▶ WHAT IS ASKED
Read the records below and copy each line that contains "size".

▶ RAW RECORDS
━━━━

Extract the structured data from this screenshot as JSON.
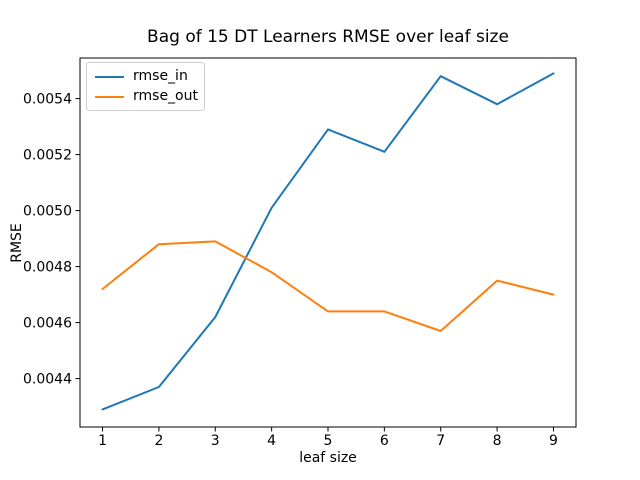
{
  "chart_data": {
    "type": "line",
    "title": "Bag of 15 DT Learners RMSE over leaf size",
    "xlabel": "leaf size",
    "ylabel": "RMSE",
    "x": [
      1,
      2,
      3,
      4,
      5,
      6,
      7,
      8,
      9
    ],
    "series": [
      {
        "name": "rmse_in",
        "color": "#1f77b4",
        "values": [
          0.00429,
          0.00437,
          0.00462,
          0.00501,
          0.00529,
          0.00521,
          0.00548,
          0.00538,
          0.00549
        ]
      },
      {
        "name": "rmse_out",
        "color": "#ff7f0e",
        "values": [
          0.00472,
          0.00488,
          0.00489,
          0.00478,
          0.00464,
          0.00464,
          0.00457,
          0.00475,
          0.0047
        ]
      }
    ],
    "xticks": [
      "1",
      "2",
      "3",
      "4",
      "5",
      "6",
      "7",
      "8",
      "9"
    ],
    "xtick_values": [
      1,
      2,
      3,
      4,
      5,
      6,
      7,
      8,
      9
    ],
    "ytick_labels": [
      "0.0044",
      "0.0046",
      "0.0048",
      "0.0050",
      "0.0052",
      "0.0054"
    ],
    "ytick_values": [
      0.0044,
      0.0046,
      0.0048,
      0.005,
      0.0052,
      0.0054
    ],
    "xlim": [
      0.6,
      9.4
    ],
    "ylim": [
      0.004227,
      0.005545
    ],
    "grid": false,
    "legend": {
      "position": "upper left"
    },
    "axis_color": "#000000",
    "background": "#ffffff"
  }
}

━━━━

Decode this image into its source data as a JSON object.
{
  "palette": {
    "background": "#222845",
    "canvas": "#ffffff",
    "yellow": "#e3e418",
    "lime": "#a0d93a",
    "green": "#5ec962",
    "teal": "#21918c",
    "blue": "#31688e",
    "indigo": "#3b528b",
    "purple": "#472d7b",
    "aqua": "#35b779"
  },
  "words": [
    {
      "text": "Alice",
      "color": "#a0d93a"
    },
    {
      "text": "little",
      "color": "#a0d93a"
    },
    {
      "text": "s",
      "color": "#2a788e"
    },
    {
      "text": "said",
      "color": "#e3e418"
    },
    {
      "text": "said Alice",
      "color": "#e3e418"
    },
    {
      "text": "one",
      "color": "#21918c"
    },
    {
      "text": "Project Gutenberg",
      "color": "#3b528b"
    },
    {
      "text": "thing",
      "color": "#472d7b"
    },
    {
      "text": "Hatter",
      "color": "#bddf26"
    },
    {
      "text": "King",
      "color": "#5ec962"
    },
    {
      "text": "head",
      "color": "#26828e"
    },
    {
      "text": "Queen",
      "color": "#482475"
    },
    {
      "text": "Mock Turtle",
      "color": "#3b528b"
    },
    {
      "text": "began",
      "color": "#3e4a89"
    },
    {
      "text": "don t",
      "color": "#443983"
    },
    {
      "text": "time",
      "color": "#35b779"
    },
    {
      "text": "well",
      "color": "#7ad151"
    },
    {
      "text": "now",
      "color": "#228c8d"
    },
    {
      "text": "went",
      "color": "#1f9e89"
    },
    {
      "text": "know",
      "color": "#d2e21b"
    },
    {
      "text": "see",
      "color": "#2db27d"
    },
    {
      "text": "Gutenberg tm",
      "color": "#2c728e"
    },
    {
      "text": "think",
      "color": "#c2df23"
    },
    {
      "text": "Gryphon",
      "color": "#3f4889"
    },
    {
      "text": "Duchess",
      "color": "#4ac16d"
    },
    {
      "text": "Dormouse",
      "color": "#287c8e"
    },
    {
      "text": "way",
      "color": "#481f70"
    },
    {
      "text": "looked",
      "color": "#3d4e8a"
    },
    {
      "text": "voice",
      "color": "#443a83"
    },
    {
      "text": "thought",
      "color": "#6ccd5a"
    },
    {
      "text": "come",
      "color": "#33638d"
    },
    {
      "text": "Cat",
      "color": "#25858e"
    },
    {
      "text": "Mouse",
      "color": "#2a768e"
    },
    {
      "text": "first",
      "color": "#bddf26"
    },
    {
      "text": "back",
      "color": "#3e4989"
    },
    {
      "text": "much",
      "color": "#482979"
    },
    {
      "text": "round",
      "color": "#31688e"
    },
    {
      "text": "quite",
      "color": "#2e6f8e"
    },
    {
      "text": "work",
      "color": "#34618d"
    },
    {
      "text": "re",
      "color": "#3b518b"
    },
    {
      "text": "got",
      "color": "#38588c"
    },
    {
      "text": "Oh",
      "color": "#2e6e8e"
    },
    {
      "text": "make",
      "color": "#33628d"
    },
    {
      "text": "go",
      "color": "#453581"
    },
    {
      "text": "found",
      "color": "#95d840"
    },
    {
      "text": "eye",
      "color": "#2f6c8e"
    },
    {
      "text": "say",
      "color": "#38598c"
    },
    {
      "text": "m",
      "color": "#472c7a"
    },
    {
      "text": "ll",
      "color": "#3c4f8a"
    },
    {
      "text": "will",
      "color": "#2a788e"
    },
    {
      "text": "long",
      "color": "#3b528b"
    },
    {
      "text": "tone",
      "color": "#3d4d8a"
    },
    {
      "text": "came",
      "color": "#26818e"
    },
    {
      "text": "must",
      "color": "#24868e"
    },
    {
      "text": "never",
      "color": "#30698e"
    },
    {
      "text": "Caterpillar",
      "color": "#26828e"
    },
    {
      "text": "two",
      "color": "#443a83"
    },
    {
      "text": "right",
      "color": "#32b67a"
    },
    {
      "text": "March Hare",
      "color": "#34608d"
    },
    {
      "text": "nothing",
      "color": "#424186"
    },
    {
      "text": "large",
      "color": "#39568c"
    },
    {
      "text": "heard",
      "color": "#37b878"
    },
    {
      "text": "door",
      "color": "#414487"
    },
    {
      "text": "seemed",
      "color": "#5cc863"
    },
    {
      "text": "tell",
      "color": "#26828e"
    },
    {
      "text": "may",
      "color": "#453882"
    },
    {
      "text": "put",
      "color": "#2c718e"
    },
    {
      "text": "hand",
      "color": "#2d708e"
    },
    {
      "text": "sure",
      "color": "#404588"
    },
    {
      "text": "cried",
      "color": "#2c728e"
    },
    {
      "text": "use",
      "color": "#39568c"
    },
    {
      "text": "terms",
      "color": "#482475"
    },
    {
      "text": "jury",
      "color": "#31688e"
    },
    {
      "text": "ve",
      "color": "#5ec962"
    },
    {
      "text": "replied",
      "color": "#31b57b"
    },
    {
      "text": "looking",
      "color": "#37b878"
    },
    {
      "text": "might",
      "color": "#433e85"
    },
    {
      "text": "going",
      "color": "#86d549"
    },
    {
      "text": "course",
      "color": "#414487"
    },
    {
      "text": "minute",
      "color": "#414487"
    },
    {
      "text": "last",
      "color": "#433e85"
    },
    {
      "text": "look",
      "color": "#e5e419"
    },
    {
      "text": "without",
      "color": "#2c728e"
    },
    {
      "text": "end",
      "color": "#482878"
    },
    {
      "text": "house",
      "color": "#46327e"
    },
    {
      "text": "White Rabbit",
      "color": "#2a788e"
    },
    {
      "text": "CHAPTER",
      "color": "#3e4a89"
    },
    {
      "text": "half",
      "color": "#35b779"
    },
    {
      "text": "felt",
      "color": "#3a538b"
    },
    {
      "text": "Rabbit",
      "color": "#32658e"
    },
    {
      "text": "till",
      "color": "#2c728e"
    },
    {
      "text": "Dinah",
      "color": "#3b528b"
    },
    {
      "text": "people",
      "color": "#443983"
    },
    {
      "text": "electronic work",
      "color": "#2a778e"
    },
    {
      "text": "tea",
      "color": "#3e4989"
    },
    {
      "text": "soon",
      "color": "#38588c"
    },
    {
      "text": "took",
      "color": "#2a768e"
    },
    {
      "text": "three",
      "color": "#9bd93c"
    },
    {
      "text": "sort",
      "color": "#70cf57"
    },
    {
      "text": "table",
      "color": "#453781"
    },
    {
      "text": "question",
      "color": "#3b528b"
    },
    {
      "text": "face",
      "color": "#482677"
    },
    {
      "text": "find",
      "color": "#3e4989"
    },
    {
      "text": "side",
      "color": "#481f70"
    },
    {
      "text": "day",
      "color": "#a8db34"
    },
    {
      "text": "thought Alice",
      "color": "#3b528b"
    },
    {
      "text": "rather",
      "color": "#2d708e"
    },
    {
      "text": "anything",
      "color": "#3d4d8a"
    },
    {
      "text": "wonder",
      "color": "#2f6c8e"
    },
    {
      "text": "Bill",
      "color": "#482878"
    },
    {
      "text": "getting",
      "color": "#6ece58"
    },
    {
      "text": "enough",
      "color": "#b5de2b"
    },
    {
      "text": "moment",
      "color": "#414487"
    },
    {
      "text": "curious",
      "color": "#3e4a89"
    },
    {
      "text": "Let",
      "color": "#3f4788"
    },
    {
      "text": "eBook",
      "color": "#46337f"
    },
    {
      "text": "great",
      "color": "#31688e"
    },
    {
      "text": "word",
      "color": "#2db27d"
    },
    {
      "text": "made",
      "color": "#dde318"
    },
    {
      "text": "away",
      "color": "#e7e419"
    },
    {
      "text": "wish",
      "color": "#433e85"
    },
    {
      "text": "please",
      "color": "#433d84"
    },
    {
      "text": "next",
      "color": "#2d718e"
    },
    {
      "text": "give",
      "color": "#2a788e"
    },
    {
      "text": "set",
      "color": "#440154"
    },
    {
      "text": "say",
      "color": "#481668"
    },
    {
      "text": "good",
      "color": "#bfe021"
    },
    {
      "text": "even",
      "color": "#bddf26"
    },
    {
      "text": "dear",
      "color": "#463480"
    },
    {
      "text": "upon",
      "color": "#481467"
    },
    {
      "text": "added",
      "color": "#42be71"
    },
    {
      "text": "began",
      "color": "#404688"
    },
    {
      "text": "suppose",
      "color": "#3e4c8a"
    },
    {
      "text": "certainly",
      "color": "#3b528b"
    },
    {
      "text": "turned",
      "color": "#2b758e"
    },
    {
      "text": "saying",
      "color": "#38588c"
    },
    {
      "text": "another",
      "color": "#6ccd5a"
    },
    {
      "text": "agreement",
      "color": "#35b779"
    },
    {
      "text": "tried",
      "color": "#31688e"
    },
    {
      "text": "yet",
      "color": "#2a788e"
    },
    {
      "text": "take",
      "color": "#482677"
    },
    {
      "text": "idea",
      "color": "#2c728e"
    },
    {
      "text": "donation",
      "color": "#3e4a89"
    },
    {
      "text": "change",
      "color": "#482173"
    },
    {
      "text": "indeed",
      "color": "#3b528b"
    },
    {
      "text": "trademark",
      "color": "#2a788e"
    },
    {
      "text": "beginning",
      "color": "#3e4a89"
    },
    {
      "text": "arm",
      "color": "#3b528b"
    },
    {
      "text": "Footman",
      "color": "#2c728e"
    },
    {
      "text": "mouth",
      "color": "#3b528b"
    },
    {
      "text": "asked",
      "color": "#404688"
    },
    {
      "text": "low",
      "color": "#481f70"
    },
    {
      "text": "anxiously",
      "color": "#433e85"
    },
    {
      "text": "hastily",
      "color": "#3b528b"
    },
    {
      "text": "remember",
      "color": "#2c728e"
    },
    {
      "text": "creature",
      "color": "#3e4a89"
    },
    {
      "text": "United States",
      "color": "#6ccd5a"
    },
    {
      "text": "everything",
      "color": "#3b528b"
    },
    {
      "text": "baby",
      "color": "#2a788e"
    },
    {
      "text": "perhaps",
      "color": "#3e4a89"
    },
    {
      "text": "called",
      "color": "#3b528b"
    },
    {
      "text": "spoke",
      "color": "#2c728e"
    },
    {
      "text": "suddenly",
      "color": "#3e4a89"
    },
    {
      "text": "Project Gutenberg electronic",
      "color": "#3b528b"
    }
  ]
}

━━━━

▶ EXERCISE RESULT
    "title": "Bag of 15 DT Learners RMSE over leaf size",
    "xlabel": "leaf size",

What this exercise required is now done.